### Your instructions:
All lines holding the string "Speakers" are to be shown.

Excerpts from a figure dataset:
□ □ □ □

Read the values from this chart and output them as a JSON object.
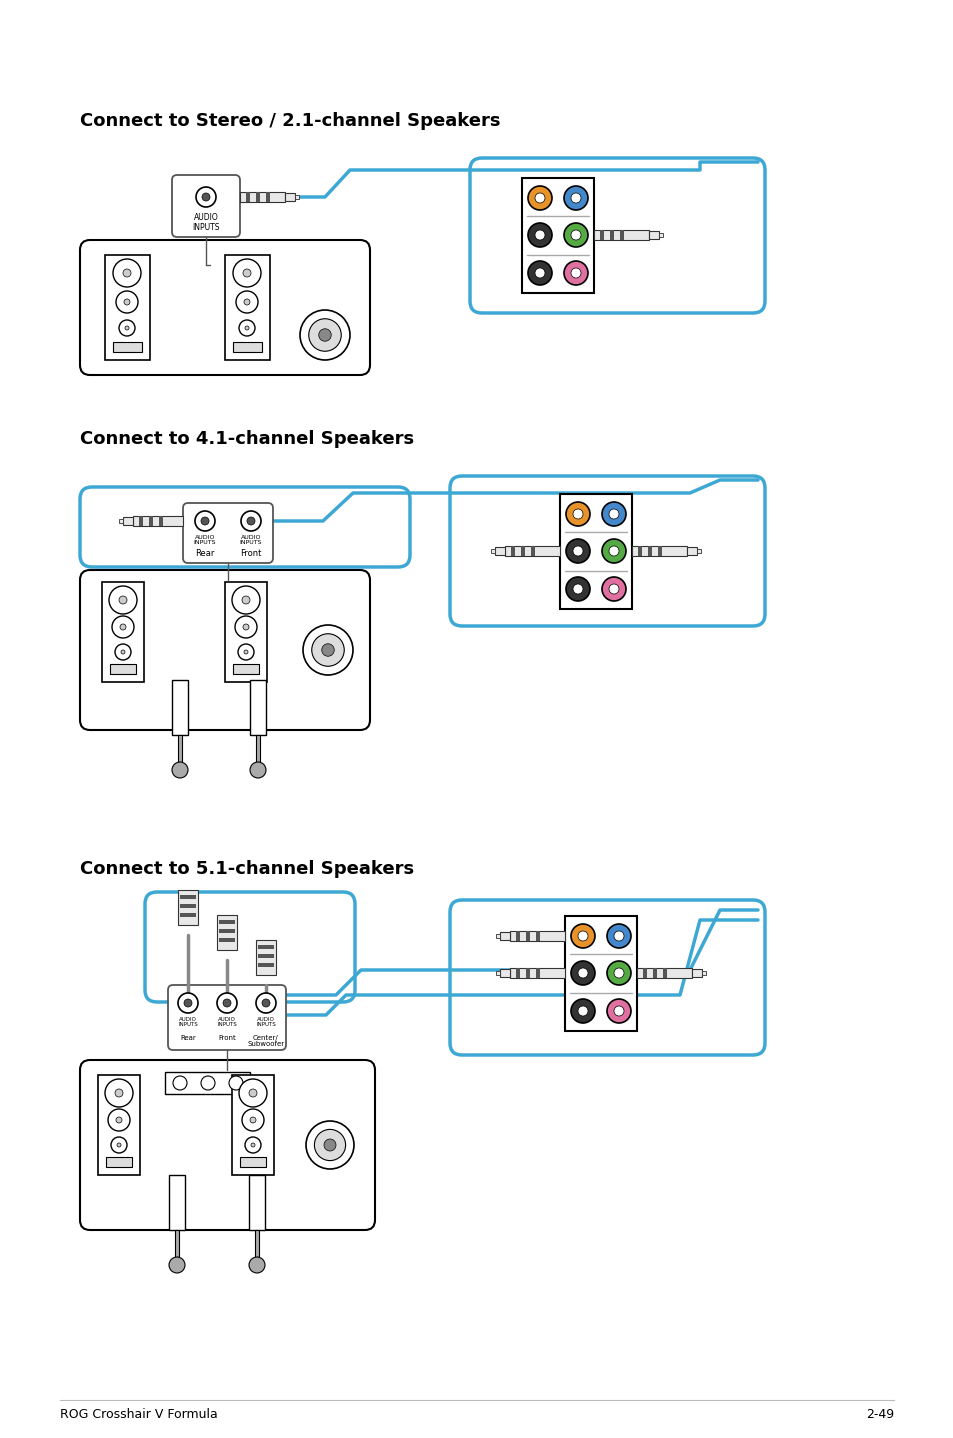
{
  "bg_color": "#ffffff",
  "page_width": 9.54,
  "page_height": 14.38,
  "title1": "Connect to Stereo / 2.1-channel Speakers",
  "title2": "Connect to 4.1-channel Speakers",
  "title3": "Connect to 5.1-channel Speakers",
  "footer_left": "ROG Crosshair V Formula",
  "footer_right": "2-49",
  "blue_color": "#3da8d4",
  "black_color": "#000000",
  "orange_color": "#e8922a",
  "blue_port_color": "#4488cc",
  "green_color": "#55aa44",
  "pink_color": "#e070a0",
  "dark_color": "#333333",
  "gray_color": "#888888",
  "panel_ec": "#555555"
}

□ □ □ □

### Result:
  "title1": "Connect to Stereo / 2.1-channel Speakers",
  "title2": "Connect to 4.1-channel Speakers",
  "title3": "Connect to 5.1-channel Speakers",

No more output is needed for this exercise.